▶ _PASSAGE À LIRE_:
VIII. LES CONTRATS DE PLAN FAVORISENT LA PRÉVISIBILITÉ, MAIS AUSSI L'OPACITÉ DES DÉPENSES PUBLIQUES
A. UNE INFLUENCE LIMITÉE SUR LE " TEMPS " DE LA DÉCISION PUBLIQUE
Votre
rapporteur a demandé aux Régions, au ministère de
l'Intérieur, à la DATAR et au Commissariat général
du Plan "
dans quelle mesure la procédure de contrat de plan
Etat-Région peut-elle accélérer ou retarder la prise de
décision publique ? La durée et le calendrier des contrats
de plan sont-ils satisfaisants ? Serait-il opportun de prévoir des
contrats de plan Etat-Région glissants
? ".
• Il résulte en premier lieu de leurs réponses, quasi
unanimes sur ce point, que la procédure de contrat de plan n'a pas une
influence significative sur le
temps
de la décision publique.
Certes, comme l'indiquent des Régions,
" le fait d'inscrire une
opération dans le contrat de plan peut accélérer la
maturation
de certains projets, dans la mesure où les
crédits sont garantis sur le long terme
" et
" la
proximité de la conclusion des contrats est de nature à
accélérer le processus de décision
". En
particulier "
la procédure de contrat de plan peut
accélérer la décision publique en ce qui concerne les
grands équipements
".
Plus généralement, selon la DATAR "
la procédure
de contrat de plan peut
[accélérer ou retarder la
décision publique]
parce que le calendrier interministériel et
partenarial s'impose à tous et peut être
décalé
par rapport aux besoins projet par
projet
".
Néanmoins, comme le souligne une Région, "
la prise de
décision publique relève d'une alchimie propre qui ne peut avoir
pour horizon la conclusion d'un contrat de plan. Certaines opérations,
notamment dans le domaine des infrastructures de communication,
nécessitent un temps de maturation très long qui ne peut pas
être borné par le contrat de plan... [D'ailleurs], de nombreux
exemples relevant du contrat 1994-1998 démontrent que des projets
n'ayant pas suivi l'ensemble du processus de décision se
réalisent rarement
".
En d'autres termes, on ne peut pas " forcer " le mûrissement de
certains projets.
En outre, "

▶ _OBJECTIFS_:
a) Extrayez du passage sur les contrats de plan Etat-Région le segment commençant à « dans quelle mesure » et se terminant à « la décision publique. ».
b) D'après le passage sur les contrats de plan Etat-Région, à quels interlocuteurs le rapporteur a-t-il adressé ses questions ?
c) Selon la DATAR, citée dans le passage sur les contrats de plan Etat-Région, pourquoi la procédure de contrat de plan peut-elle accélérer ou retarder la décision publique ?

▶ _Données brutes_:
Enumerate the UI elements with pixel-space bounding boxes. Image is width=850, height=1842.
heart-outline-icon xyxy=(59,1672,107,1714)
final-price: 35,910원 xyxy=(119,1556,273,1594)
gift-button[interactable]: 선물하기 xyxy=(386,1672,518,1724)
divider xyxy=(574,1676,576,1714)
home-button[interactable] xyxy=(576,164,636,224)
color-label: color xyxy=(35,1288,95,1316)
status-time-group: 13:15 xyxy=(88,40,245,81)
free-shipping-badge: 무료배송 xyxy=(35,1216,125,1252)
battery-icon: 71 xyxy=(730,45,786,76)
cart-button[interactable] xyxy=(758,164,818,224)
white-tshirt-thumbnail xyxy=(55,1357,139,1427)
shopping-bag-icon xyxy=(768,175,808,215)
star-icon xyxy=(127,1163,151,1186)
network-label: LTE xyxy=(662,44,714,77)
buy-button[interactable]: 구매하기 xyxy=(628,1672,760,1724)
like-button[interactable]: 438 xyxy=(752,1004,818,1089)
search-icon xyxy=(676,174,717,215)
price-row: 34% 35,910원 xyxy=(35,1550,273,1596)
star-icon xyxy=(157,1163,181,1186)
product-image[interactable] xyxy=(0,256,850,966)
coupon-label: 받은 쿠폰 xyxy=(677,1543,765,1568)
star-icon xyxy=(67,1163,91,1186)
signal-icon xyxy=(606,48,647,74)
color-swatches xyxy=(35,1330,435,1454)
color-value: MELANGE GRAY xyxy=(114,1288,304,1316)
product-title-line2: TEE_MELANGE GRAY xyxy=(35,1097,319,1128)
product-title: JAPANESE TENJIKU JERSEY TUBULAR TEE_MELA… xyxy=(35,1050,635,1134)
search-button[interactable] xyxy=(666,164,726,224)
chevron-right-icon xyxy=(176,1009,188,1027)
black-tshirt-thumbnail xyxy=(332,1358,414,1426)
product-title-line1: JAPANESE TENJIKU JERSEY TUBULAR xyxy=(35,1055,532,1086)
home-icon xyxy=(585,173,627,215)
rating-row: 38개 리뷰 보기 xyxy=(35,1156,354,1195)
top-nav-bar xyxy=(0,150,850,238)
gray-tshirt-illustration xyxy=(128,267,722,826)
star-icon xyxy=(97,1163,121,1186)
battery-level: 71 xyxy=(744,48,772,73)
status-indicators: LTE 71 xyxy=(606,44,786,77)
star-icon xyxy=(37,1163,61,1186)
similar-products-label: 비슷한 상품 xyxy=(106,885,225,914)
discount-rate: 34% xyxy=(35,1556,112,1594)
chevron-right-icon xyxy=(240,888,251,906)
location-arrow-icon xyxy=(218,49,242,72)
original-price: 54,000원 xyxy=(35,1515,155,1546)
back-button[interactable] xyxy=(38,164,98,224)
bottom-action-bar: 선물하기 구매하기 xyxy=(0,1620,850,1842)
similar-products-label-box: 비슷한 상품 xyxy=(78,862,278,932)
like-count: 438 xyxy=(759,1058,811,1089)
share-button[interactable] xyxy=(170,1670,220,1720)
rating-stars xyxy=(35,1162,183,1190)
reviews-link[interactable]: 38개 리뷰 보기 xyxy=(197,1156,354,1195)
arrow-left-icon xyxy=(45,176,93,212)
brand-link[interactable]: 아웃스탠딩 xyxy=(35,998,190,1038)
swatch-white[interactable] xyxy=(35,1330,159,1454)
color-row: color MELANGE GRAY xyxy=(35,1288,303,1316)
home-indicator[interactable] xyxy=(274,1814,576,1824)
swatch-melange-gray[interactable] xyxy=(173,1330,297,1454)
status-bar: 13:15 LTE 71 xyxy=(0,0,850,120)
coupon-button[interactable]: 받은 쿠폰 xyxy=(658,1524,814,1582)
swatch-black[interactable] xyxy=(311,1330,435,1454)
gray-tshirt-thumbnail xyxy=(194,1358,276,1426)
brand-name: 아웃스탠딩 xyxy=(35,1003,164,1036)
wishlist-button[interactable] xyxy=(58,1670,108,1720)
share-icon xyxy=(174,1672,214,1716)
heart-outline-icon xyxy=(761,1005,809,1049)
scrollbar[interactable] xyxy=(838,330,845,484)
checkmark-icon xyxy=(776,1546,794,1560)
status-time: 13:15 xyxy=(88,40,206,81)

▶ _RÉPONSES_:
a)
dans quelle mesure la procédure de contrat de plan
Etat-Région peut-elle accélérer ou retarder la prise de
décision publique ? La durée et le calendrier des contrats
de plan sont-ils satisfaisants ? Serait-il opportun de prévoir des
contrats de plan Etat-Région glissants
? ".
• Il résulte en premier lieu de leurs réponses, quasi
unanimes sur ce point, que la procédure de contrat de plan n'a pas une
influence significative sur le
temps
de la décision publique.

b) Aux Régions, au ministère de l'Intérieur, à la DATAR et au Commissariat général du Plan.

c) Le calendrier interministériel et partenarial s'impose à tous. Or ce calendrier peut être décalé par rapport aux besoins propres à chaque projet.